Document extract
++++++++++++++++++++
RELEVANCE AMPLIFICATION FOR FEW-SHOT LEARNING WITH LARGE REPRESENTATIONS

The brain comprises billions of neurons encoding a large diversity of information. This enables humans to navigate multifarious situations but also causes a "needle in the haystack" problem: When encountering a new context, behavioral learning requires identifying the neurons encoding relevant sensory information from within a vast neural population. Surprisingly, humans also achieve remarkably efficient learning from limited experience compared to artificial neural networks. We propose that this conundrum can be explained by the presence of top-down gain modulation in biological neural networks (e.g. via dendrites). Selectively amplifying task-relevant neurons increases the signal-to-noise ratio, thereby enabling rapid credit assignment and accelerating learning. To test this, we compared different algorithms for neuron-specific relevance amplification, including error backpropagation of multiplicative gain parameters, biological models (e.g. Mackintosh), and a novel biologically inspired amplification model based on unsigned reward (|R|) correlation. Our simulations demonstrate that relevance-based amplification substantially improves few-shot reinforcement learning efficacy in a visual two-alternative forced choice task based on a large sensory representation that was computed by a deep convolutional neural network. In conclusion, these findings support the hypothesis that relevance-based amplification of task-relevant neurons through top-down gain modulation constitutes a critical computational principle underlying the exceptional sample efficiency of the brain. By dynamically gating which neurons contribute to learning and behavior, the brain may effectively circumvent the curse of dimensionality inherent to large neural populations. Our findings bridge computational neuroscience and machine learning, suggesting that relevance amplification mechanisms may help close the sample-efficiency gap between biological and artificial intelligence.
++++++++++++++++++++
Provided data
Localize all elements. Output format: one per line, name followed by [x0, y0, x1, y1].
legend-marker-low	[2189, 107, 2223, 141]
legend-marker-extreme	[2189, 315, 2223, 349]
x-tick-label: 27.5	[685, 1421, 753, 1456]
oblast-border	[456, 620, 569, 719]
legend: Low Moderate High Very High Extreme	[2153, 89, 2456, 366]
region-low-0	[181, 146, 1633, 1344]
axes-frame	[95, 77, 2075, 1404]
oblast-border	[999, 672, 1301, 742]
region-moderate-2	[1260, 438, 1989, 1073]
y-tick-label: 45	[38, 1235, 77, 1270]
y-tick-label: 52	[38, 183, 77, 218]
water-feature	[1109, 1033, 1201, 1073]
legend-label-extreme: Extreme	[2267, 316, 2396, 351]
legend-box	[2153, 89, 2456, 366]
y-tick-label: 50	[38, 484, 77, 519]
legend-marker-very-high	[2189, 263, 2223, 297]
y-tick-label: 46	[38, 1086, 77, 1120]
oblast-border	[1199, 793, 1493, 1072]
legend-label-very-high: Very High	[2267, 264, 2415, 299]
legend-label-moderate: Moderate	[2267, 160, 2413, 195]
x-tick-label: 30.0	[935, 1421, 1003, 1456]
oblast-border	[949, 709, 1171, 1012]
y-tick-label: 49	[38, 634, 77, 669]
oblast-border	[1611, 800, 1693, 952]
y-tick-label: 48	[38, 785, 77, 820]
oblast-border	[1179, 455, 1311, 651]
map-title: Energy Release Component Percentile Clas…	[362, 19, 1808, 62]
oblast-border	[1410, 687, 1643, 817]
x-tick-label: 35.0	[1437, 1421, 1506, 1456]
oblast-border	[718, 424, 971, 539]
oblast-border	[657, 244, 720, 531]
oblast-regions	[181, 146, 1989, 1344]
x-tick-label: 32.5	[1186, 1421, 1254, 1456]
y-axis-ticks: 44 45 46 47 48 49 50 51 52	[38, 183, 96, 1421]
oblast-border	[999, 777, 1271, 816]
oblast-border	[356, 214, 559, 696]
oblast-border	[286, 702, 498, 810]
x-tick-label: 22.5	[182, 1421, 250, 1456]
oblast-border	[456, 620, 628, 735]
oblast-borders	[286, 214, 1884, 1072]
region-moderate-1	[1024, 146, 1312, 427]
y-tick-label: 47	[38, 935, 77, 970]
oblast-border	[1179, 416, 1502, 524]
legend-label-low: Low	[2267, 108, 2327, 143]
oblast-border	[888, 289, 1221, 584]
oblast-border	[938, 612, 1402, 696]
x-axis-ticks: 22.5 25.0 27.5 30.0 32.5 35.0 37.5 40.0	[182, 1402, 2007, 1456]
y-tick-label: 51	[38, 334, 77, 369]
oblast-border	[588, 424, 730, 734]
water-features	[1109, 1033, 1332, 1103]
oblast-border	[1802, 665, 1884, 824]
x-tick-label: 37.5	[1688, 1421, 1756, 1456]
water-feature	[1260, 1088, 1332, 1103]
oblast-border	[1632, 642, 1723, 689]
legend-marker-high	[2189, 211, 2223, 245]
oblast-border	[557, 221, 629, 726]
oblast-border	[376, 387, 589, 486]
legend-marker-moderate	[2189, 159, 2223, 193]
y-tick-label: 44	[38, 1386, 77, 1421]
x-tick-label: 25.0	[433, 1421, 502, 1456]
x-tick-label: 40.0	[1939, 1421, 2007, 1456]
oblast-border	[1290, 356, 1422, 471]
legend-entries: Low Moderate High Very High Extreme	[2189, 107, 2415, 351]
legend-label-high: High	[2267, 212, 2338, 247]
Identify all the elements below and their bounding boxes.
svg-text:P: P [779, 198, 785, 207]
++++++++++++++++++++
Exercise directions
In the abstract on relevance amplification, what kind of task was used in the simulations of few-shot reinforcement learning?

Task response
A visual two-alternative forced choice task based on a large sensory representation computed by a deep convolutional neural network.